**Do this**
Write the data below out exactly as it stands. Do not include the pictures.

——————

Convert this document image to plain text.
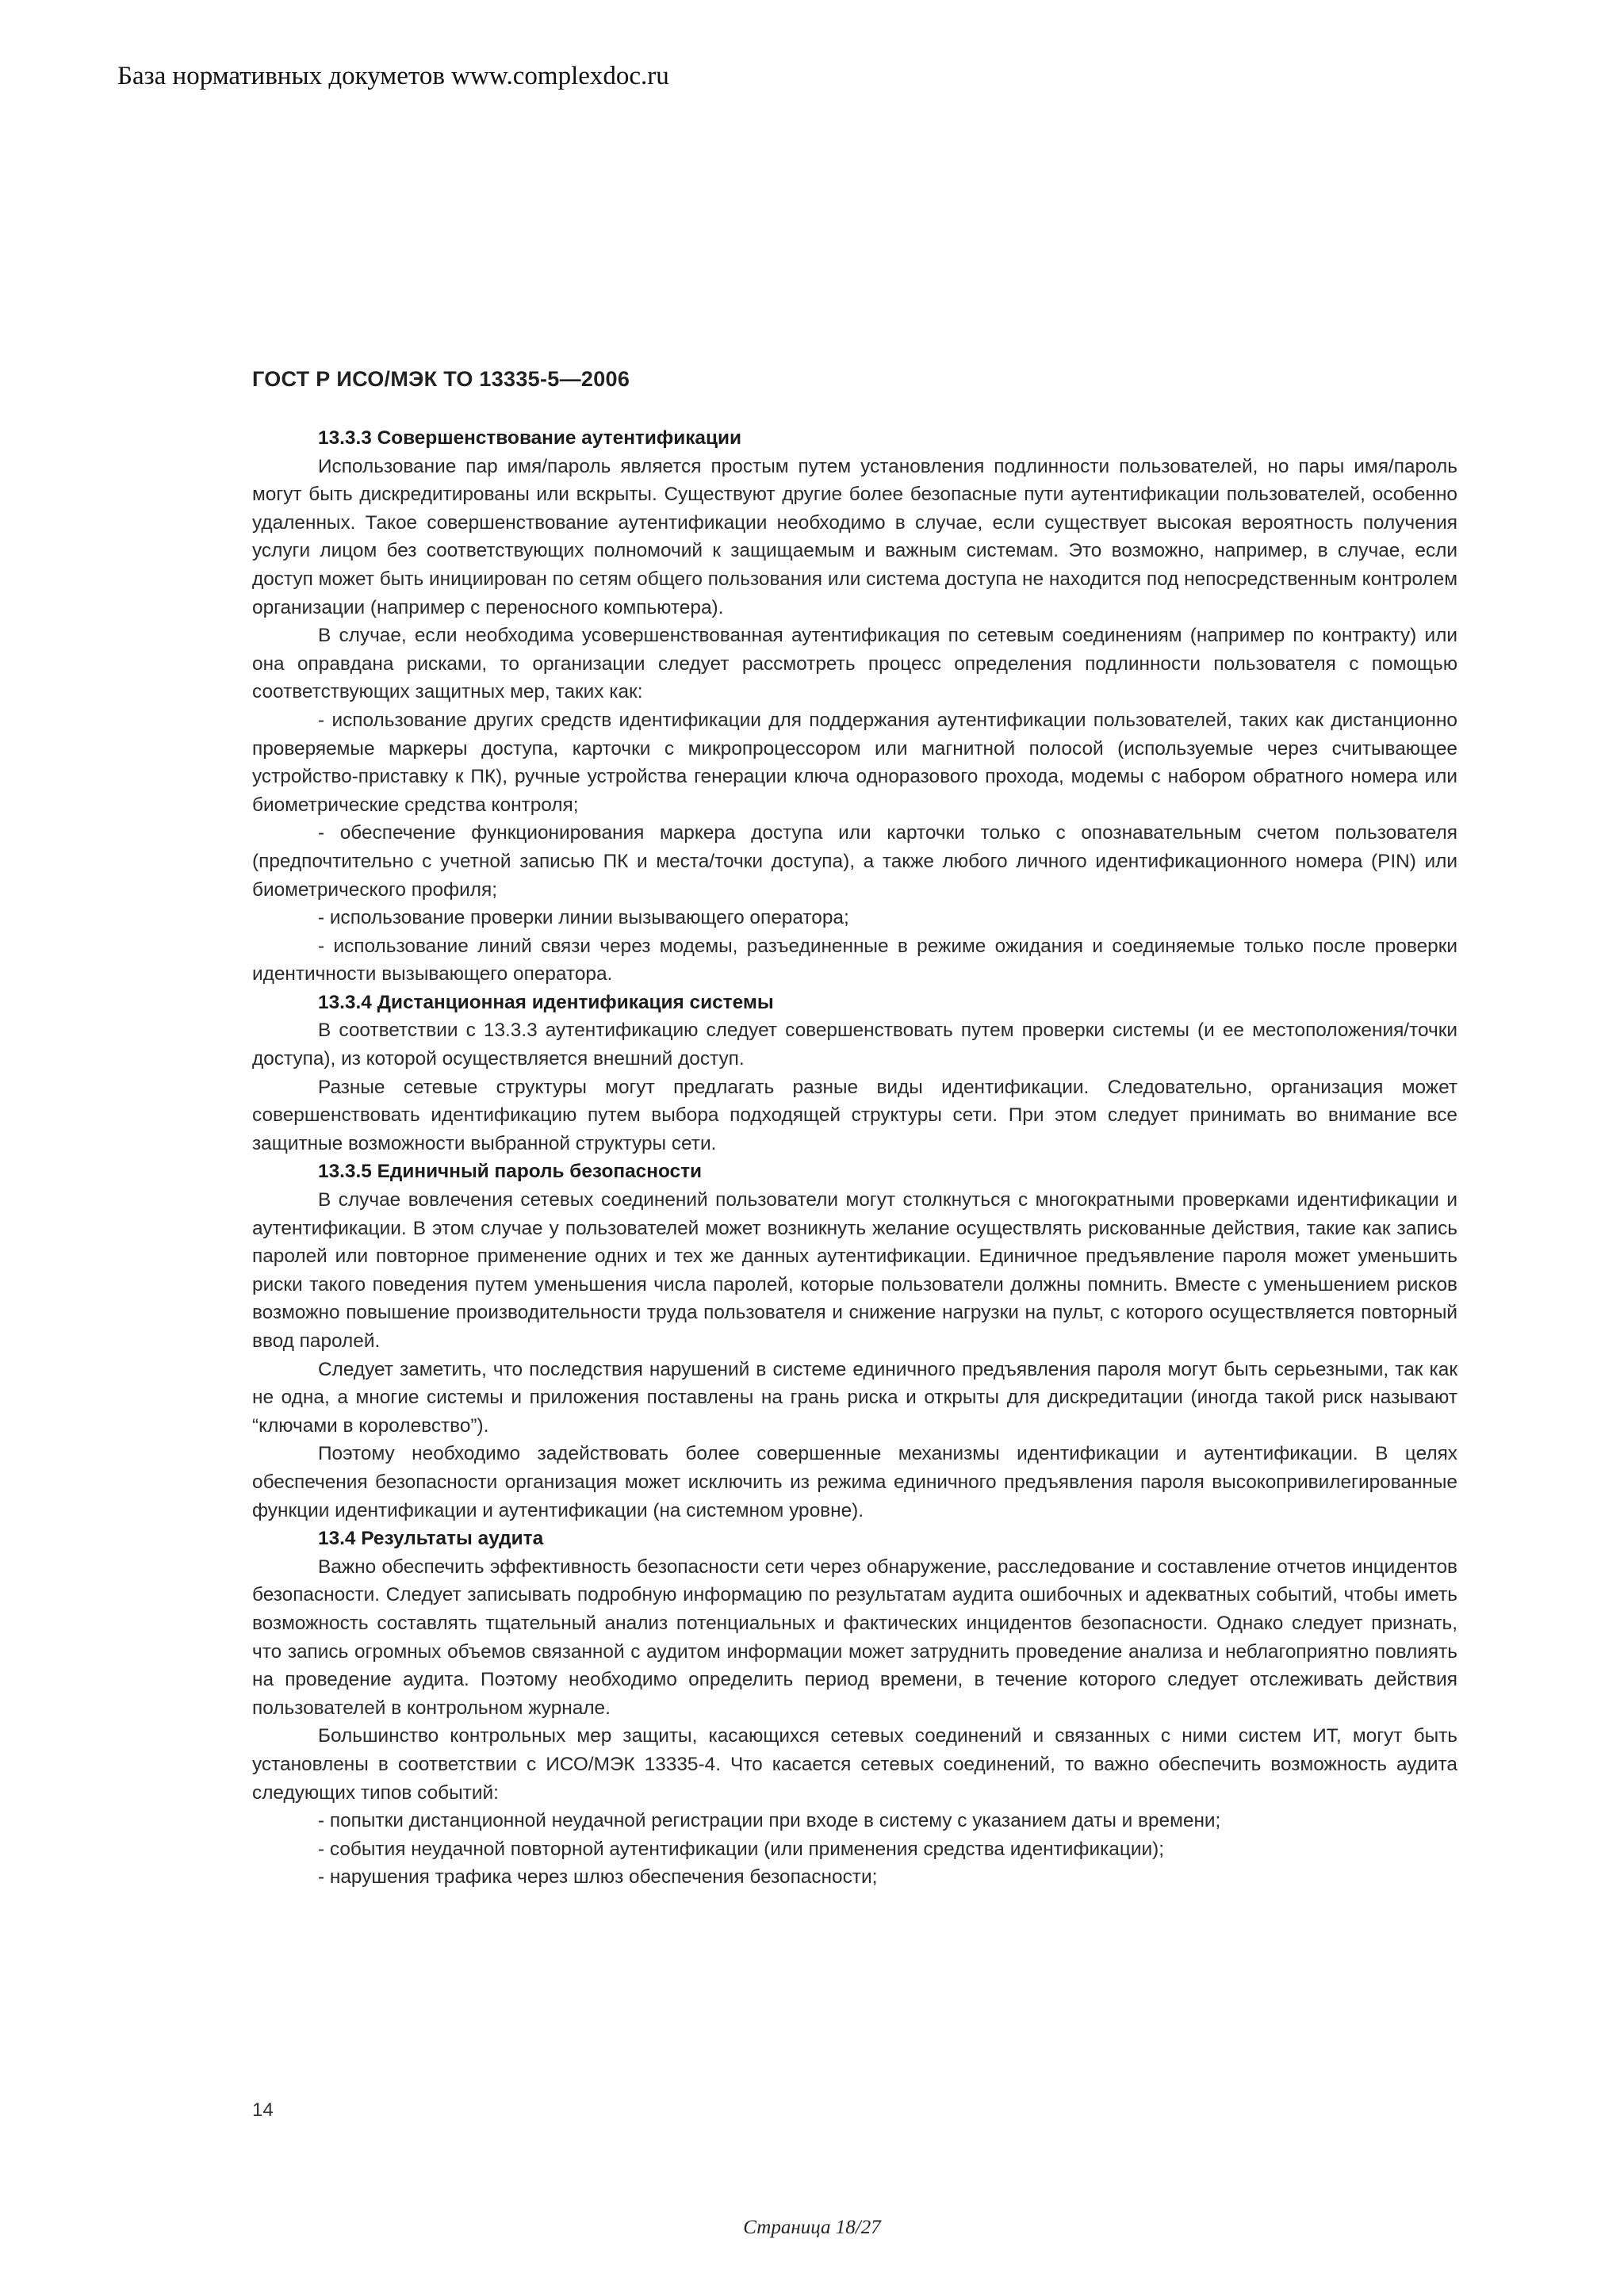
База нормативных докуметов www.complexdoc.ru
ГОСТ Р ИСО/МЭК ТО 13335-5—2006

13.3.3 Совершенствование аутентификации

Использование пар имя/пароль является простым путем установления подлинности пользователей, но пары имя/пароль могут быть дискредитированы или вскрыты. Существуют другие более безопасные пути аутентификации пользователей, особенно удаленных. Такое совершенствование аутентификации необходимо в случае, если существует высокая вероятность получения услуги лицом без соответствующих полномочий к защищаемым и важным системам. Это возможно, например, в случае, если доступ может быть инициирован по сетям общего пользования или система доступа не находится под непосредственным контролем организации (например с переносного компьютера).

В случае, если необходима усовершенствованная аутентификация по сетевым соединениям (например по контракту) или она оправдана рисками, то организации следует рассмотреть процесс определения подлинности пользователя с помощью соответствующих защитных мер, таких как:

- использование других средств идентификации для поддержания аутентификации пользователей, таких как дистанционно проверяемые маркеры доступа, карточки с микропроцессором или магнитной полосой (используемые через считывающее устройство-приставку к ПК), ручные устройства генерации ключа одноразового прохода, модемы с набором обратного номера или биометрические средства контроля;

- обеспечение функционирования маркера доступа или карточки только с опознавательным счетом пользователя (предпочтительно с учетной записью ПК и места/точки доступа), а также любого личного идентификационного номера (PIN) или биометрического профиля;

- использование проверки линии вызывающего оператора;

- использование линий связи через модемы, разъединенные в режиме ожидания и соединяемые только после проверки идентичности вызывающего оператора.

13.3.4 Дистанционная идентификация системы

В соответствии с 13.3.3 аутентификацию следует совершенствовать путем проверки системы (и ее местоположения/точки доступа), из которой осуществляется внешний доступ.

Разные сетевые структуры могут предлагать разные виды идентификации. Следовательно, организация может совершенствовать идентификацию путем выбора подходящей структуры сети. При этом следует принимать во внимание все защитные возможности выбранной структуры сети.

13.3.5 Единичный пароль безопасности

В случае вовлечения сетевых соединений пользователи могут столкнуться с многократными проверками идентификации и аутентификации. В этом случае у пользователей может возникнуть желание осуществлять рискованные действия, такие как запись паролей или повторное применение одних и тех же данных аутентификации. Единичное предъявление пароля может уменьшить риски такого поведения путем уменьшения числа паролей, которые пользователи должны помнить. Вместе с уменьшением рисков возможно повышение производительности труда пользователя и снижение нагрузки на пульт, с которого осуществляется повторный ввод паролей.

Следует заметить, что последствия нарушений в системе единичного предъявления пароля могут быть серьезными, так как не одна, а многие системы и приложения поставлены на грань риска и открыты для дискредитации (иногда такой риск называют “ключами в королевство”).

Поэтому необходимо задействовать более совершенные механизмы идентификации и аутентификации. В целях обеспечения безопасности организация может исключить из режима единичного предъявления пароля высокопривилегированные функции идентификации и аутентификации (на системном уровне).

13.4 Результаты аудита

Важно обеспечить эффективность безопасности сети через обнаружение, расследование и составление отчетов инцидентов безопасности. Следует записывать подробную информацию по результатам аудита ошибочных и адекватных событий, чтобы иметь возможность составлять тщательный анализ потенциальных и фактических инцидентов безопасности. Однако следует признать, что запись огромных объемов связанной с аудитом информации может затруднить проведение анализа и неблагоприятно повлиять на проведение аудита. Поэтому необходимо определить период времени, в течение которого следует отслеживать действия пользователей в контрольном журнале.

Большинство контрольных мер защиты, касающихся сетевых соединений и связанных с ними систем ИТ, могут быть установлены в соответствии с ИСО/МЭК 13335-4. Что касается сетевых соединений, то важно обеспечить возможность аудита следующих типов событий:

- попытки дистанционной неудачной регистрации при входе в систему с указанием даты и времени;

- события неудачной повторной аутентификации (или применения средства идентификации);

- нарушения трафика через шлюз обеспечения безопасности;

14
Страница 18/27
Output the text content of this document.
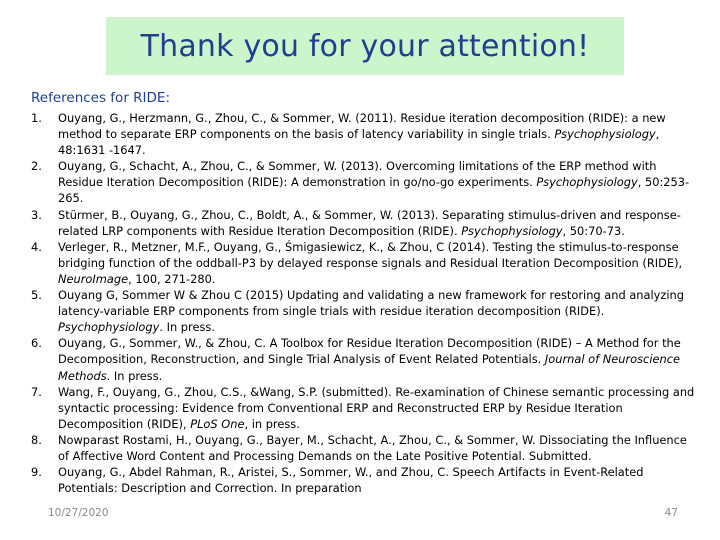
Thank you for your attention!
References for RIDE:
1. Ouyang, G., Herzmann, G., Zhou, C., & Sommer, W. (2011). Residue iteration decomposition (RIDE): a new method to separate ERP components on the basis of latency variability in single trials. Psychophysiology, 48:1631 -1647.
2. Ouyang, G., Schacht, A., Zhou, C., & Sommer, W. (2013). Overcoming limitations of the ERP method with Residue Iteration Decomposition (RIDE): A demonstration in go/no-go experiments. Psychophysiology, 50:253-265.
3. Stürmer, B., Ouyang, G., Zhou, C., Boldt, A., & Sommer, W. (2013). Separating stimulus-driven and response-related LRP components with Residue Iteration Decomposition (RIDE). Psychophysiology, 50:70-73.
4. Verleger, R., Metzner, M.F., Ouyang, G., Śmigasiewicz, K., & Zhou, C (2014). Testing the stimulus-to-response bridging function of the oddball-P3 by delayed response signals and Residual Iteration Decomposition (RIDE), NeuroImage, 100, 271-280.
5. Ouyang G, Sommer W & Zhou C (2015) Updating and validating a new framework for restoring and analyzing latency-variable ERP components from single trials with residue iteration decomposition (RIDE). Psychophysiology. In press.
6. Ouyang, G., Sommer, W., & Zhou, C. A Toolbox for Residue Iteration Decomposition (RIDE) – A Method for the Decomposition, Reconstruction, and Single Trial Analysis of Event Related Potentials. Journal of Neuroscience Methods. In press.
7. Wang, F., Ouyang, G., Zhou, C.S., &Wang, S.P. (submitted). Re-examination of Chinese semantic processing and syntactic processing: Evidence from Conventional ERP and Reconstructed ERP by Residue Iteration Decomposition (RIDE), PLoS One, in press.
8. Nowparast Rostami, H., Ouyang, G., Bayer, M., Schacht, A., Zhou, C., & Sommer, W. Dissociating the Influence of Affective Word Content and Processing Demands on the Late Positive Potential. Submitted.
9. Ouyang, G., Abdel Rahman, R., Aristei, S., Sommer, W., and Zhou, C. Speech Artifacts in Event-Related Potentials: Description and Correction. In preparation
10/27/2020	47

——————

**Exercise response**
Convert this document image to plain text.
База нормативных докуметов www.complexdoc.ru
ГОСТ Р ИСО/МЭК ТО 13335-5—2006

13.3.3 Совершенствование аутентификации

Использование пар имя/пароль является простым путем установления подлинности пользователей, но пары имя/пароль могут быть дискредитированы или вскрыты. Существуют другие более безопасные пути аутентификации пользователей, особенно удаленных. Такое совершенствование аутентификации необходимо в случае, если существует высокая вероятность получения услуги лицом без соответствующих полномочий к защищаемым и важным системам. Это возможно, например, в случае, если доступ может быть инициирован по сетям общего пользования или система доступа не находится под непосредственным контролем организации (например с переносного компьютера).

В случае, если необходима усовершенствованная аутентификация по сетевым соединениям (например по контракту) или она оправдана рисками, то организации следует рассмотреть процесс определения подлинности пользователя с помощью соответствующих защитных мер, таких как:

- использование других средств идентификации для поддержания аутентификации пользователей, таких как дистанционно проверяемые маркеры доступа, карточки с микропроцессором или магнитной полосой (используемые через считывающее устройство-приставку к ПК), ручные устройства генерации ключа одноразового прохода, модемы с набором обратного номера или биометрические средства контроля;

- обеспечение функционирования маркера доступа или карточки только с опознавательным счетом пользователя (предпочтительно с учетной записью ПК и места/точки доступа), а также любого личного идентификационного номера (PIN) или биометрического профиля;

- использование проверки линии вызывающего оператора;

- использование линий связи через модемы, разъединенные в режиме ожидания и соединяемые только после проверки идентичности вызывающего оператора.

13.3.4 Дистанционная идентификация системы

В соответствии с 13.3.3 аутентификацию следует совершенствовать путем проверки системы (и ее местоположения/точки доступа), из которой осуществляется внешний доступ.

Разные сетевые структуры могут предлагать разные виды идентификации. Следовательно, организация может совершенствовать идентификацию путем выбора подходящей структуры сети. При этом следует принимать во внимание все защитные возможности выбранной структуры сети.

13.3.5 Единичный пароль безопасности

В случае вовлечения сетевых соединений пользователи могут столкнуться с многократными проверками идентификации и аутентификации. В этом случае у пользователей может возникнуть желание осуществлять рискованные действия, такие как запись паролей или повторное применение одних и тех же данных аутентификации. Единичное предъявление пароля может уменьшить риски такого поведения путем уменьшения числа паролей, которые пользователи должны помнить. Вместе с уменьшением рисков возможно повышение производительности труда пользователя и снижение нагрузки на пульт, с которого осуществляется повторный ввод паролей.

Следует заметить, что последствия нарушений в системе единичного предъявления пароля могут быть серьезными, так как не одна, а многие системы и приложения поставлены на грань риска и открыты для дискредитации (иногда такой риск называют “ключами в королевство”).

Поэтому необходимо задействовать более совершенные механизмы идентификации и аутентификации. В целях обеспечения безопасности организация может исключить из режима единичного предъявления пароля высокопривилегированные функции идентификации и аутентификации (на системном уровне).

13.4 Результаты аудита

Важно обеспечить эффективность безопасности сети через обнаружение, расследование и составление отчетов инцидентов безопасности. Следует записывать подробную информацию по результатам аудита ошибочных и адекватных событий, чтобы иметь возможность составлять тщательный анализ потенциальных и фактических инцидентов безопасности. Однако следует признать, что запись огромных объемов связанной с аудитом информации может затруднить проведение анализа и неблагоприятно повлиять на проведение аудита. Поэтому необходимо определить период времени, в течение которого следует отслеживать действия пользователей в контрольном журнале.

Большинство контрольных мер защиты, касающихся сетевых соединений и связанных с ними систем ИТ, могут быть установлены в соответствии с ИСО/МЭК 13335-4. Что касается сетевых соединений, то важно обеспечить возможность аудита следующих типов событий:

- попытки дистанционной неудачной регистрации при входе в систему с указанием даты и времени;

- события неудачной повторной аутентификации (или применения средства идентификации);

- нарушения трафика через шлюз обеспечения безопасности;

14
Страница 18/27
Output the text content of this document.
Thank you for your attention!
References for RIDE:
1. Ouyang, G., Herzmann, G., Zhou, C., & Sommer, W. (2011). Residue iteration decomposition (RIDE): a new method to separate ERP components on the basis of latency variability in single trials. Psychophysiology, 48:1631 -1647.
2. Ouyang, G., Schacht, A., Zhou, C., & Sommer, W. (2013). Overcoming limitations of the ERP method with Residue Iteration Decomposition (RIDE): A demonstration in go/no-go experiments. Psychophysiology, 50:253-265.
3. Stürmer, B., Ouyang, G., Zhou, C., Boldt, A., & Sommer, W. (2013). Separating stimulus-driven and response-related LRP components with Residue Iteration Decomposition (RIDE). Psychophysiology, 50:70-73.
4. Verleger, R., Metzner, M.F., Ouyang, G., Śmigasiewicz, K., & Zhou, C (2014). Testing the stimulus-to-response bridging function of the oddball-P3 by delayed response signals and Residual Iteration Decomposition (RIDE), NeuroImage, 100, 271-280.
5. Ouyang G, Sommer W & Zhou C (2015) Updating and validating a new framework for restoring and analyzing latency-variable ERP components from single trials with residue iteration decomposition (RIDE). Psychophysiology. In press.
6. Ouyang, G., Sommer, W., & Zhou, C. A Toolbox for Residue Iteration Decomposition (RIDE) – A Method for the Decomposition, Reconstruction, and Single Trial Analysis of Event Related Potentials. Journal of Neuroscience Methods. In press.
7. Wang, F., Ouyang, G., Zhou, C.S., &Wang, S.P. (submitted). Re-examination of Chinese semantic processing and syntactic processing: Evidence from Conventional ERP and Reconstructed ERP by Residue Iteration Decomposition (RIDE), PLoS One, in press.
8. Nowparast Rostami, H., Ouyang, G., Bayer, M., Schacht, A., Zhou, C., & Sommer, W. Dissociating the Influence of Affective Word Content and Processing Demands on the Late Positive Potential. Submitted.
9. Ouyang, G., Abdel Rahman, R., Aristei, S., Sommer, W., and Zhou, C. Speech Artifacts in Event-Related Potentials: Description and Correction. In preparation
10/27/2020	47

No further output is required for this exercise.